=== EXCERTO SELECIONADO ===

O dia 32 do Mundial-2014 em cinco pontos:

1. Um mês e um dia depois da abertura em São Paulo, a final no Rio de Janeiro ditou uma novidade na história dos Mundiais: pela primeira vez,
uma seleção europeia foi campeã no continente americano. Foi o melhor Mundial de sempre até aos oitavos, com jogos fantásticos, bons golos e excelentes surpresas. Qualidade dos espetáculos baixou muito a partir dos quartos, com as equipas a recearem em demasia o risco de eliminação. Alemanha elimina França nos quartos, com jogo eficaz. Humilha Brasil nas meias, no jogo que todos irão recordar para sempre, e bate Argentina na final, com pormenor de grande golo de Gotze, no prolongamento. Campeão justo, sem discussão. Uma final com a Holanda teria sido mais estimulante do que com a Argentina, pelo que se viu no Maracanã. Até foi uma final interessante, muito disputada, com fases intensas, muito contato, mas esteve longe de ser o melhor jogo da prova. A Alemanha voltou a ser premiada pelo seu controlo emocional, pelo equilíbrio tático, pelas soluções que tem (Khedira lesionado, Kramer lesionado, Shcurlle entra e é importante, Gotze entra e resolve…). A Argentina provou que depende em demasia de Messi, que nesta final não foi capaz de fazer o que fez até ao jogo do Maracanã: decidir.

=== EXCERTOS DOS REGISTOS ===

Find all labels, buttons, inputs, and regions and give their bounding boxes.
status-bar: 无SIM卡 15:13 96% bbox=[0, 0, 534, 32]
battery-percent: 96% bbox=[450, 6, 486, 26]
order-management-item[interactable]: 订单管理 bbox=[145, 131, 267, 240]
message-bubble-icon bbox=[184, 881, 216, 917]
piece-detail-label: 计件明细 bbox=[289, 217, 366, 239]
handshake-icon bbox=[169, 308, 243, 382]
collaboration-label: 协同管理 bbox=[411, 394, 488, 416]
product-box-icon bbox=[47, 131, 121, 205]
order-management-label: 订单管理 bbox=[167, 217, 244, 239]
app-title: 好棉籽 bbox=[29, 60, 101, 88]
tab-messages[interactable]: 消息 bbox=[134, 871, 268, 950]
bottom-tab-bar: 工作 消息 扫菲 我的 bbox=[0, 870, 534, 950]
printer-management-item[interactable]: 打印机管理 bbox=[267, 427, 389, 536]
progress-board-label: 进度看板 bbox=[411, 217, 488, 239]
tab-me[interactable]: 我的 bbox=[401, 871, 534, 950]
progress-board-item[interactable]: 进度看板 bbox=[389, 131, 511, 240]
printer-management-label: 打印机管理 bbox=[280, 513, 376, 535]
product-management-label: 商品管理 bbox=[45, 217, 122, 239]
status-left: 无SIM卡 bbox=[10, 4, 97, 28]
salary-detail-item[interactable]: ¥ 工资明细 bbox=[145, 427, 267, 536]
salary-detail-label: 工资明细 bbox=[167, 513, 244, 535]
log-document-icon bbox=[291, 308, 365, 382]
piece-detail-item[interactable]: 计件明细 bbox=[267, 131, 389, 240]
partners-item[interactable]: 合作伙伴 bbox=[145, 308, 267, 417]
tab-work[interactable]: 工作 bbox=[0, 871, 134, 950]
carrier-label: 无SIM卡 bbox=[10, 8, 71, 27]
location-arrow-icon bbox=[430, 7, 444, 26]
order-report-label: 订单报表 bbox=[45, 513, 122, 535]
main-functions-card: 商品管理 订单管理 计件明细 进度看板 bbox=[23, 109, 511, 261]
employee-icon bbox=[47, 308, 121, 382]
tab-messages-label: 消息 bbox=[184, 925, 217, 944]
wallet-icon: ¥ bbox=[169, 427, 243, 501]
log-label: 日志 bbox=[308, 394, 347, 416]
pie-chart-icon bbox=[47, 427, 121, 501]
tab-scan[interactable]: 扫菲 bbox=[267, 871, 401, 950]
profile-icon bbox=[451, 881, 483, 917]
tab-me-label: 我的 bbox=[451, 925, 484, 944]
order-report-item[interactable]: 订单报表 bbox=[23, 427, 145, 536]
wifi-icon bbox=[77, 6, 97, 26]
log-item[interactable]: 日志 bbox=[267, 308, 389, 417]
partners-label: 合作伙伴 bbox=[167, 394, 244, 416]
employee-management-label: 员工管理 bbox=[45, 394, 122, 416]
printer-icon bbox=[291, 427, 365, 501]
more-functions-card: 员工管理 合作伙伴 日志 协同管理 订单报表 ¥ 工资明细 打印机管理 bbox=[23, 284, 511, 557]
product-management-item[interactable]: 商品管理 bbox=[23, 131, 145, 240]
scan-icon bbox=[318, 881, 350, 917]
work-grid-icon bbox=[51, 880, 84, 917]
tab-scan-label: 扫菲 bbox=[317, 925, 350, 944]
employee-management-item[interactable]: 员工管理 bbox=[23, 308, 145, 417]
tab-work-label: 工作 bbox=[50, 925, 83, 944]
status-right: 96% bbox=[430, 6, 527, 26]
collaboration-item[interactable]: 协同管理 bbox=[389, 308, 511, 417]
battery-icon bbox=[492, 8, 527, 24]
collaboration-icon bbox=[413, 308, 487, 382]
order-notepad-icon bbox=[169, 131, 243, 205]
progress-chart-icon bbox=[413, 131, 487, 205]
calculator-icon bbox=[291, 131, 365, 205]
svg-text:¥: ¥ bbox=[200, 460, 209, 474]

===

TAREFA PROPOSTA 1: Indique se cada afirmação concorda com o texto sobre o dia 32 do Mundial-2014 e, para cada uma, responda sim ou não, citando as palavras do texto que o decidem: (a) A Alemanha derrotou a Argentina na final dentro do tempo regulamentar. (b) Foi a primeira vez que uma seleção europeia se sagrou campeã no continente americano. (c) A final foi o melhor jogo da prova.
TAREFA PROPOSTA 2: Apresente como tabela Markdown, com as colunas Número e Linha do registo, a parte dos registos que vai do início até à linha que contém "piece-detail-item[interactable]: 计件明细 bbox=[267, 131, 389, 240]", inclusive. Omita as linhas em branco.

RESPOSTA 1:
(a) Não: "bate Argentina na final, com pormenor de grande golo de Gotze, no prolongamento"
(b) Sim: "pela primeira vez, uma seleção europeia foi campeã no continente americano"
(c) Não: "esteve longe de ser o melhor jogo da prova"

RESPOSTA 2:
| Número | Linha do registo |
|---|---|
| 1 | Find all labels, buttons, inputs, and regions and give their bounding boxes. |
| 2 | status-bar: 无SIM卡 15:13 96% bbox=[0, 0, 534, 32] |
| 3 | battery-percent: 96% bbox=[450, 6, 486, 26] |
| 4 | order-management-item[interactable]: 订单管理 bbox=[145, 131, 267, 240] |
| 5 | message-bubble-icon bbox=[184, 881, 216, 917] |
| 6 | piece-detail-label: 计件明细 bbox=[289, 217, 366, 239] |
| 7 | handshake-icon bbox=[169, 308, 243, 382] |
| 8 | collaboration-label: 协同管理 bbox=[411, 394, 488, 416] |
| 9 | product-box-icon bbox=[47, 131, 121, 205] |
| 10 | order-management-label: 订单管理 bbox=[167, 217, 244, 239] |
| 11 | app-title: 好棉籽 bbox=[29, 60, 101, 88] |
| 12 | tab-messages[interactable]: 消息 bbox=[134, 871, 268, 950] |
| 13 | bottom-tab-bar: 工作 消息 扫菲 我的 bbox=[0, 870, 534, 950] |
| 14 | printer-management-item[interactable]: 打印机管理 bbox=[267, 427, 389, 536] |
| 15 | progress-board-label: 进度看板 bbox=[411, 217, 488, 239] |
| 16 | tab-me[interactable]: 我的 bbox=[401, 871, 534, 950] |
| 17 | progress-board-item[interactable]: 进度看板 bbox=[389, 131, 511, 240] |
| 18 | printer-management-label: 打印机管理 bbox=[280, 513, 376, 535] |
| 19 | product-management-label: 商品管理 bbox=[45, 217, 122, 239] |
| 20 | status-left: 无SIM卡 bbox=[10, 4, 97, 28] |
| 21 | salary-detail-item[interactable]: ¥ 工资明细 bbox=[145, 427, 267, 536] |
| 22 | salary-detail-label: 工资明细 bbox=[167, 513, 244, 535] |
| 23 | log-document-icon bbox=[291, 308, 365, 382] |
| 24 | piece-detail-item[interactable]: 计件明细 bbox=[267, 131, 389, 240] |